__DATASET ROWS__
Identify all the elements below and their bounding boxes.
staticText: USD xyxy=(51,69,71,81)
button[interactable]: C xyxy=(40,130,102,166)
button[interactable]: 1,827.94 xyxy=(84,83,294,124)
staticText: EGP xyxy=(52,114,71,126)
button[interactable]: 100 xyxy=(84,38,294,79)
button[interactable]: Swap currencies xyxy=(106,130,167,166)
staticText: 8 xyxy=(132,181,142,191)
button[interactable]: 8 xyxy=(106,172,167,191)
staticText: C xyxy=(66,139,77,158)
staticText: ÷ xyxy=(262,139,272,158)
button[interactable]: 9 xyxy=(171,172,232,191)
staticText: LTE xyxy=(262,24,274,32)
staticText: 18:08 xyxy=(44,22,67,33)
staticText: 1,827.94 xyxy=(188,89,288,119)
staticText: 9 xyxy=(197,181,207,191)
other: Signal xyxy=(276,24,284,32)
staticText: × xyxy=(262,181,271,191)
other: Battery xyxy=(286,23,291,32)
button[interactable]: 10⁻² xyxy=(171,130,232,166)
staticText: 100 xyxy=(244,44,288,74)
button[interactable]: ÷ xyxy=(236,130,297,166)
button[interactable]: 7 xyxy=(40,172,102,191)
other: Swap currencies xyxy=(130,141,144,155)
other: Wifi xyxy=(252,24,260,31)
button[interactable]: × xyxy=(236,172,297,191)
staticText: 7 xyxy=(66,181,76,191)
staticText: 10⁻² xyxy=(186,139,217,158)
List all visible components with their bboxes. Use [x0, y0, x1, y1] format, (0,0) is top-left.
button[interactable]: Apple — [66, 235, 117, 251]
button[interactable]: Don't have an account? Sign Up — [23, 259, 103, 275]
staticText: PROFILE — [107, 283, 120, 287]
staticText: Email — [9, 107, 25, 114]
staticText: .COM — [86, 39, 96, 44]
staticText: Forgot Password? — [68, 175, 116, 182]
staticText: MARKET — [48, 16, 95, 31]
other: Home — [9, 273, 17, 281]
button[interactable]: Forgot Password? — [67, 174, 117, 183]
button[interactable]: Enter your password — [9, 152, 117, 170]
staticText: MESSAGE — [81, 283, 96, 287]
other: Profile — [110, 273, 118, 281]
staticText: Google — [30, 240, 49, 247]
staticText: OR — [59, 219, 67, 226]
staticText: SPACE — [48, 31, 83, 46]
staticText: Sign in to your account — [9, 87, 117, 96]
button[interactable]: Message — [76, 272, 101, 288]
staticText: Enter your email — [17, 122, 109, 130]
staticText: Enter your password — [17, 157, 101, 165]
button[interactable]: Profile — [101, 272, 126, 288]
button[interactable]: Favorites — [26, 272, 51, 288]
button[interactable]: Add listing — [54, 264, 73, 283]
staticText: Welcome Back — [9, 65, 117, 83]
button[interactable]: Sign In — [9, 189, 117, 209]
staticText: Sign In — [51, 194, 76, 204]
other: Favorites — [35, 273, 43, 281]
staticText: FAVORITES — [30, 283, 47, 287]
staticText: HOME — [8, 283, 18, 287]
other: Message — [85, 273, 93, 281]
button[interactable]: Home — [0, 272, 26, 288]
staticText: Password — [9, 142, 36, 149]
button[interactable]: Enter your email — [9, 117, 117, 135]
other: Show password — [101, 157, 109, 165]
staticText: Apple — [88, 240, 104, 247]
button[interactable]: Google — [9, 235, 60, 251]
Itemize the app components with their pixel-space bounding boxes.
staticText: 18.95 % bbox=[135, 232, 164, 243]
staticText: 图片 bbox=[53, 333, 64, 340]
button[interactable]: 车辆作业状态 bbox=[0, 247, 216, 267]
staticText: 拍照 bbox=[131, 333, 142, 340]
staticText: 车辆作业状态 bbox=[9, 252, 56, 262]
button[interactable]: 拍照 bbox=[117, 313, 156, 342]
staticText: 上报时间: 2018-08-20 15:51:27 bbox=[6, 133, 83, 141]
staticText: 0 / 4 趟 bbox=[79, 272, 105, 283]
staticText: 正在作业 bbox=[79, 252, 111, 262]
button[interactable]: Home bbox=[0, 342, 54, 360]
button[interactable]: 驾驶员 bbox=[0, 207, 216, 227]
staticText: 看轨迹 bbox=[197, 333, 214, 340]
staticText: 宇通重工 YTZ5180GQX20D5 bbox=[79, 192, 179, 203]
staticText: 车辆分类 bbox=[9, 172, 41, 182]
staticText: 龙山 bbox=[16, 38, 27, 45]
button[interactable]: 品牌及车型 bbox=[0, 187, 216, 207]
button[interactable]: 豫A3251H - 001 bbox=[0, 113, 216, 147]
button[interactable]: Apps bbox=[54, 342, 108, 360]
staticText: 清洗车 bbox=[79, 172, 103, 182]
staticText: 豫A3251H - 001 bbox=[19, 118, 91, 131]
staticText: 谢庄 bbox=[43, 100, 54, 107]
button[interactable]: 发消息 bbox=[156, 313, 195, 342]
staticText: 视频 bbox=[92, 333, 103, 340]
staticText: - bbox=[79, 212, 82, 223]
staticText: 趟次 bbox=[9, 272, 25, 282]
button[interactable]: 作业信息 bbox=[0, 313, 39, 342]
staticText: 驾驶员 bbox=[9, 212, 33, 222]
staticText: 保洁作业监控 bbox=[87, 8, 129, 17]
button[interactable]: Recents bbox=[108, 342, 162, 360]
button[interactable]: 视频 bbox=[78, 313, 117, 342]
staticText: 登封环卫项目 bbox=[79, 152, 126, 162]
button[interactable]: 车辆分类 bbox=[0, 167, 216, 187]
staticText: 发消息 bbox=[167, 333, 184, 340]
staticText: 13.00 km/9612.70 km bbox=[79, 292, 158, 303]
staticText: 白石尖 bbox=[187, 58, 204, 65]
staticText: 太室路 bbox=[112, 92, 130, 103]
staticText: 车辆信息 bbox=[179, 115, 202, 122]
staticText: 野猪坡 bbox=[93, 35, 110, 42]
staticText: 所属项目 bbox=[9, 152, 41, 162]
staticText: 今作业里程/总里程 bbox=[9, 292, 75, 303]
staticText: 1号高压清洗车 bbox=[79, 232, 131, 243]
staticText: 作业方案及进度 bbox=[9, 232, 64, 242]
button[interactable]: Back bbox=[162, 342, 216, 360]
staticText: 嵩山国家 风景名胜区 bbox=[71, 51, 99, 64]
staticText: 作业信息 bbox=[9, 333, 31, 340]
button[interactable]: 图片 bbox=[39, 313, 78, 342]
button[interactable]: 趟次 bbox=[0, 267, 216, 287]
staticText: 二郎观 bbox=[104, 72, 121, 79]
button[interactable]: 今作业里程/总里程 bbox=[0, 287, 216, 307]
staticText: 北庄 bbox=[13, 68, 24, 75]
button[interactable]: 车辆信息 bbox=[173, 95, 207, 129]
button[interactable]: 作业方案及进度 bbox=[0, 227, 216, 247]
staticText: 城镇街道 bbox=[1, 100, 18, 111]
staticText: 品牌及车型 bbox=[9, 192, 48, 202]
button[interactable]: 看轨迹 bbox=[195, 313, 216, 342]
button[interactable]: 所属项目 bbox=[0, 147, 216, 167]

__WHAT TO PRODUCE__
Copy out every one of the entries above word for word, with no changes.

__WRITTEN SOLUTION__
Identify all the elements below and their bounding boxes.
staticText: USD xyxy=(51,69,71,81)
button[interactable]: C xyxy=(40,130,102,166)
button[interactable]: 1,827.94 xyxy=(84,83,294,124)
staticText: EGP xyxy=(52,114,71,126)
button[interactable]: 100 xyxy=(84,38,294,79)
button[interactable]: Swap currencies xyxy=(106,130,167,166)
staticText: 8 xyxy=(132,181,142,191)
button[interactable]: 8 xyxy=(106,172,167,191)
staticText: C xyxy=(66,139,77,158)
staticText: ÷ xyxy=(262,139,272,158)
button[interactable]: 9 xyxy=(171,172,232,191)
staticText: LTE xyxy=(262,24,274,32)
staticText: 18:08 xyxy=(44,22,67,33)
staticText: 1,827.94 xyxy=(188,89,288,119)
staticText: 9 xyxy=(197,181,207,191)
other: Signal xyxy=(276,24,284,32)
staticText: × xyxy=(262,181,271,191)
other: Battery xyxy=(286,23,291,32)
button[interactable]: 10⁻² xyxy=(171,130,232,166)
staticText: 100 xyxy=(244,44,288,74)
button[interactable]: ÷ xyxy=(236,130,297,166)
button[interactable]: 7 xyxy=(40,172,102,191)
other: Swap currencies xyxy=(130,141,144,155)
other: Wifi xyxy=(252,24,260,31)
button[interactable]: × xyxy=(236,172,297,191)
staticText: 7 xyxy=(66,181,76,191)
staticText: 10⁻² xyxy=(186,139,217,158)
List all visible components with their bboxes. Use [x0, y0, x1, y1] format, (0,0) is top-left.
button[interactable]: Apple — [66, 235, 117, 251]
button[interactable]: Don't have an account? Sign Up — [23, 259, 103, 275]
staticText: PROFILE — [107, 283, 120, 287]
staticText: Email — [9, 107, 25, 114]
staticText: .COM — [86, 39, 96, 44]
staticText: Forgot Password? — [68, 175, 116, 182]
staticText: MARKET — [48, 16, 95, 31]
other: Home — [9, 273, 17, 281]
button[interactable]: Forgot Password? — [67, 174, 117, 183]
button[interactable]: Enter your password — [9, 152, 117, 170]
staticText: MESSAGE — [81, 283, 96, 287]
other: Profile — [110, 273, 118, 281]
staticText: Google — [30, 240, 49, 247]
staticText: OR — [59, 219, 67, 226]
staticText: SPACE — [48, 31, 83, 46]
staticText: Sign in to your account — [9, 87, 117, 96]
button[interactable]: Message — [76, 272, 101, 288]
staticText: Enter your email — [17, 122, 109, 130]
staticText: Enter your password — [17, 157, 101, 165]
button[interactable]: Profile — [101, 272, 126, 288]
button[interactable]: Favorites — [26, 272, 51, 288]
button[interactable]: Add listing — [54, 264, 73, 283]
staticText: Welcome Back — [9, 65, 117, 83]
button[interactable]: Sign In — [9, 189, 117, 209]
staticText: Sign In — [51, 194, 76, 204]
other: Favorites — [35, 273, 43, 281]
staticText: FAVORITES — [30, 283, 47, 287]
staticText: HOME — [8, 283, 18, 287]
other: Message — [85, 273, 93, 281]
button[interactable]: Home — [0, 272, 26, 288]
staticText: Password — [9, 142, 36, 149]
button[interactable]: Enter your email — [9, 117, 117, 135]
other: Show password — [101, 157, 109, 165]
staticText: Apple — [88, 240, 104, 247]
button[interactable]: Google — [9, 235, 60, 251]
Itemize the app components with their pixel-space bounding boxes.
staticText: 18.95 % bbox=[135, 232, 164, 243]
staticText: 图片 bbox=[53, 333, 64, 340]
button[interactable]: 车辆作业状态 bbox=[0, 247, 216, 267]
staticText: 拍照 bbox=[131, 333, 142, 340]
staticText: 车辆作业状态 bbox=[9, 252, 56, 262]
button[interactable]: 拍照 bbox=[117, 313, 156, 342]
staticText: 上报时间: 2018-08-20 15:51:27 bbox=[6, 133, 83, 141]
staticText: 0 / 4 趟 bbox=[79, 272, 105, 283]
staticText: 正在作业 bbox=[79, 252, 111, 262]
button[interactable]: Home bbox=[0, 342, 54, 360]
button[interactable]: 驾驶员 bbox=[0, 207, 216, 227]
staticText: 看轨迹 bbox=[197, 333, 214, 340]
staticText: 宇通重工 YTZ5180GQX20D5 bbox=[79, 192, 179, 203]
staticText: 车辆分类 bbox=[9, 172, 41, 182]
staticText: 龙山 bbox=[16, 38, 27, 45]
button[interactable]: 品牌及车型 bbox=[0, 187, 216, 207]
button[interactable]: 豫A3251H - 001 bbox=[0, 113, 216, 147]
button[interactable]: Apps bbox=[54, 342, 108, 360]
staticText: 清洗车 bbox=[79, 172, 103, 182]
staticText: 豫A3251H - 001 bbox=[19, 118, 91, 131]
staticText: 谢庄 bbox=[43, 100, 54, 107]
button[interactable]: 发消息 bbox=[156, 313, 195, 342]
staticText: 视频 bbox=[92, 333, 103, 340]
staticText: - bbox=[79, 212, 82, 223]
staticText: 趟次 bbox=[9, 272, 25, 282]
button[interactable]: 作业信息 bbox=[0, 313, 39, 342]
staticText: 驾驶员 bbox=[9, 212, 33, 222]
staticText: 保洁作业监控 bbox=[87, 8, 129, 17]
button[interactable]: Recents bbox=[108, 342, 162, 360]
button[interactable]: 视频 bbox=[78, 313, 117, 342]
staticText: 登封环卫项目 bbox=[79, 152, 126, 162]
button[interactable]: 车辆分类 bbox=[0, 167, 216, 187]
staticText: 发消息 bbox=[167, 333, 184, 340]
staticText: 13.00 km/9612.70 km bbox=[79, 292, 158, 303]
staticText: 白石尖 bbox=[187, 58, 204, 65]
staticText: 太室路 bbox=[112, 92, 130, 103]
staticText: 车辆信息 bbox=[179, 115, 202, 122]
staticText: 野猪坡 bbox=[93, 35, 110, 42]
staticText: 所属项目 bbox=[9, 152, 41, 162]
staticText: 今作业里程/总里程 bbox=[9, 292, 75, 303]
staticText: 1号高压清洗车 bbox=[79, 232, 131, 243]
staticText: 作业方案及进度 bbox=[9, 232, 64, 242]
button[interactable]: Back bbox=[162, 342, 216, 360]
staticText: 嵩山国家 风景名胜区 bbox=[71, 51, 99, 64]
staticText: 作业信息 bbox=[9, 333, 31, 340]
button[interactable]: 图片 bbox=[39, 313, 78, 342]
button[interactable]: 趟次 bbox=[0, 267, 216, 287]
staticText: 二郎观 bbox=[104, 72, 121, 79]
button[interactable]: 今作业里程/总里程 bbox=[0, 287, 216, 307]
staticText: 北庄 bbox=[13, 68, 24, 75]
button[interactable]: 车辆信息 bbox=[173, 95, 207, 129]
button[interactable]: 作业方案及进度 bbox=[0, 227, 216, 247]
staticText: 城镇街道 bbox=[1, 100, 18, 111]
staticText: 品牌及车型 bbox=[9, 192, 48, 202]
button[interactable]: 看轨迹 bbox=[195, 313, 216, 342]
button[interactable]: 所属项目 bbox=[0, 147, 216, 167]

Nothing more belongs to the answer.